**WRITTEN EXERCISE:** Search the records for the word "Einstellung" and report each line that has it.

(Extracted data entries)
■ ■ ■ ■ ■ ■ ■

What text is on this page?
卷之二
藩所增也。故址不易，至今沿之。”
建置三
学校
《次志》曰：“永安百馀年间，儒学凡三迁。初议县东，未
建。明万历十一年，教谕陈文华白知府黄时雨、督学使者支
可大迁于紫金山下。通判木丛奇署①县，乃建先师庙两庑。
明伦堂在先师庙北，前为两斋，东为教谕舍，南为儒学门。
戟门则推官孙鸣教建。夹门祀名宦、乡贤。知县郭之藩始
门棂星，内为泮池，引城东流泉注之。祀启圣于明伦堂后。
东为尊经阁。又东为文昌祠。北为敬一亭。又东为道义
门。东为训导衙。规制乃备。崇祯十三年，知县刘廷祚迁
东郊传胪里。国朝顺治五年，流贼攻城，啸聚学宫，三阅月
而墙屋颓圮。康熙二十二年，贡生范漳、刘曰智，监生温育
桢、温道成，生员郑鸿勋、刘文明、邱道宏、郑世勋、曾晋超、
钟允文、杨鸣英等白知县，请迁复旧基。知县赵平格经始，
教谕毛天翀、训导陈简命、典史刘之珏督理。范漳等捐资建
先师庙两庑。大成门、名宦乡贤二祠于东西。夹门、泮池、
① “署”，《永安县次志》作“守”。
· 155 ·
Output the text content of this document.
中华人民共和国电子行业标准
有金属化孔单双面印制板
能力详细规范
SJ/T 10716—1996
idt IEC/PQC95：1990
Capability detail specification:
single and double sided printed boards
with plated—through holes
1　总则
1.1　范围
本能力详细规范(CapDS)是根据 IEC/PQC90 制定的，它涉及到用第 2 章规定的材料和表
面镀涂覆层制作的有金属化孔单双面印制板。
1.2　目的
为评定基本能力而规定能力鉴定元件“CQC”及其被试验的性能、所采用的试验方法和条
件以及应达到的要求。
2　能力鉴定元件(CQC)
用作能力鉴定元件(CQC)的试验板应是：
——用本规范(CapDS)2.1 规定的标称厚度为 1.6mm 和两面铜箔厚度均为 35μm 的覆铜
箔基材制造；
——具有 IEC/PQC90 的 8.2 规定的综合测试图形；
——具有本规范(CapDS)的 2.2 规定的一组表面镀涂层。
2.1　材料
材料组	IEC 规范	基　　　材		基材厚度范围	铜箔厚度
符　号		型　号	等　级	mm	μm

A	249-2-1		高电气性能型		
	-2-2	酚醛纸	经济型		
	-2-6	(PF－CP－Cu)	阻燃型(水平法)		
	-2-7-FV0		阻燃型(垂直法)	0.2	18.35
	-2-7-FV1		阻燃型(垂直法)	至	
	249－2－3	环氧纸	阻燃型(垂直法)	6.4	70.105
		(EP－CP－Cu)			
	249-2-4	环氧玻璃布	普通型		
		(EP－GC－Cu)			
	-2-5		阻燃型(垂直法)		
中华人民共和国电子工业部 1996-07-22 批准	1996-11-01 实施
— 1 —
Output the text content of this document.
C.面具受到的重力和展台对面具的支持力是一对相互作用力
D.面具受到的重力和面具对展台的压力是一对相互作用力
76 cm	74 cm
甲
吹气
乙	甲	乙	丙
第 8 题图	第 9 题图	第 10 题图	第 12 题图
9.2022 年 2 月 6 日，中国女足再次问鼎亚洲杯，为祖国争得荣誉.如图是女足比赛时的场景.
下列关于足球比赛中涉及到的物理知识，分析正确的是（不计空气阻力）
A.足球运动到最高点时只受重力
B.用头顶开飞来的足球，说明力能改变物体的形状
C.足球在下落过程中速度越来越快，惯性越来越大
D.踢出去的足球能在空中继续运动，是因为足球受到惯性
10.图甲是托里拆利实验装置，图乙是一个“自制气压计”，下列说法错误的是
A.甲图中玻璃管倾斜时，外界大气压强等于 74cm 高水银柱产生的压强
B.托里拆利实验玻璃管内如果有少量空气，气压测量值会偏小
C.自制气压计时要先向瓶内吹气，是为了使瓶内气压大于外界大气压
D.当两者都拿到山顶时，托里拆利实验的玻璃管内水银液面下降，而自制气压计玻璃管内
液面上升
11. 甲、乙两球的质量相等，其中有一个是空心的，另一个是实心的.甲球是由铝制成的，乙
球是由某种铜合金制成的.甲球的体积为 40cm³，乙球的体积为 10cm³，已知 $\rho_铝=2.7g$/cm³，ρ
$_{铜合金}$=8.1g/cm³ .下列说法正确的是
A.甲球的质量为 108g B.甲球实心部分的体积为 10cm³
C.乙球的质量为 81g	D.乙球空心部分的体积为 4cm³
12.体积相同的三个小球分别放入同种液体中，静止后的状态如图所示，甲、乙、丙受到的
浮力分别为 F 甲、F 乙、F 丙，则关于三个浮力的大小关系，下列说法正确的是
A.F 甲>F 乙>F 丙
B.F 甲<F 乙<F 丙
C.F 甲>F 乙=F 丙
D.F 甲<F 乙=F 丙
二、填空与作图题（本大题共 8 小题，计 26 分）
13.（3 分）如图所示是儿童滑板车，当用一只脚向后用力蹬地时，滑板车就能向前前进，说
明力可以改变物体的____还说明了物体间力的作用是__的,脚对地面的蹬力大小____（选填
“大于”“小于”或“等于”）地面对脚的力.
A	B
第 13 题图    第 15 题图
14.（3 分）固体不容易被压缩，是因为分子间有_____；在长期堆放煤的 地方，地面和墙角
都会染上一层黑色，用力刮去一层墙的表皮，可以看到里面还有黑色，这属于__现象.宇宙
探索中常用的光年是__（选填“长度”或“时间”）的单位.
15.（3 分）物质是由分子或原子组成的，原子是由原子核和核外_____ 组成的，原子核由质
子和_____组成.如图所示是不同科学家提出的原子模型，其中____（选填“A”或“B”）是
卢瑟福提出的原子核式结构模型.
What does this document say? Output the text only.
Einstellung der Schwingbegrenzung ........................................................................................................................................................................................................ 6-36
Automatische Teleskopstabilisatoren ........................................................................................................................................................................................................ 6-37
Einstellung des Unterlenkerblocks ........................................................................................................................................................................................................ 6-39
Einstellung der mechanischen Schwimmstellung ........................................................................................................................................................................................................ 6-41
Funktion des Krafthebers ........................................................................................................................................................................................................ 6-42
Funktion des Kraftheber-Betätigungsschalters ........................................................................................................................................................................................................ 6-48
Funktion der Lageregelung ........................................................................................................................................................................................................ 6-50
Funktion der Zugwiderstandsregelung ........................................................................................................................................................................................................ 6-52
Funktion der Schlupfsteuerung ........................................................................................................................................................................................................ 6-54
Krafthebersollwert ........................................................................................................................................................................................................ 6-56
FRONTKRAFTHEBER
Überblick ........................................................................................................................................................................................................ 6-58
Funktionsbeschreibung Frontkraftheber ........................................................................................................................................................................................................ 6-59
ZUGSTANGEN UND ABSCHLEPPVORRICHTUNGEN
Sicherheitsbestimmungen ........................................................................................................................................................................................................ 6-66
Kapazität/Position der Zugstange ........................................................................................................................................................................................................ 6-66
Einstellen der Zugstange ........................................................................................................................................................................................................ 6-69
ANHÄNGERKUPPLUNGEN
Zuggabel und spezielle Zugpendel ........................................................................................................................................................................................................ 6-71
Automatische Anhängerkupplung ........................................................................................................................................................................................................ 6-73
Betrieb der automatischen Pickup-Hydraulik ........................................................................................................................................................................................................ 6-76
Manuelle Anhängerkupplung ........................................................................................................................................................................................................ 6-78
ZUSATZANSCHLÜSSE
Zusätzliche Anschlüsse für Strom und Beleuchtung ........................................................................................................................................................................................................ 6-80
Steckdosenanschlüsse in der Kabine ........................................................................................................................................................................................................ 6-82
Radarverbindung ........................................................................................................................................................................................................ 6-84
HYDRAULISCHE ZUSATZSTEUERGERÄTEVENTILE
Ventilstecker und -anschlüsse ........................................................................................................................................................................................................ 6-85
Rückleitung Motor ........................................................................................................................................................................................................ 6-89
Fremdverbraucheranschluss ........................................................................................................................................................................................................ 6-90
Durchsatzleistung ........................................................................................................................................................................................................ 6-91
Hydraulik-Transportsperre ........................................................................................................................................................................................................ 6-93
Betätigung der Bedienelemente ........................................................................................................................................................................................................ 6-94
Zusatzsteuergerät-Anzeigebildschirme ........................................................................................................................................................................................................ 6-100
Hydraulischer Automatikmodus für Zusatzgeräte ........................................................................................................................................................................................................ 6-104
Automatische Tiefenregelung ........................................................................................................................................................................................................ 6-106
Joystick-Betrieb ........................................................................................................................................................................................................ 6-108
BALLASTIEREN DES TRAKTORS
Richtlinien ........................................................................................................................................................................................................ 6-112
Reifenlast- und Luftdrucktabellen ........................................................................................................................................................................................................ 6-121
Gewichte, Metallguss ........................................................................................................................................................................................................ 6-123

■ ■ ■ ■ ■ ■ ■

**FINAL ANSWER:**
Einstellung der Schwingbegrenzung ........................................................................................................................................................................................................ 6-36
Einstellung des Unterlenkerblocks ........................................................................................................................................................................................................ 6-39
Einstellung der mechanischen Schwimmstellung ........................................................................................................................................................................................................ 6-41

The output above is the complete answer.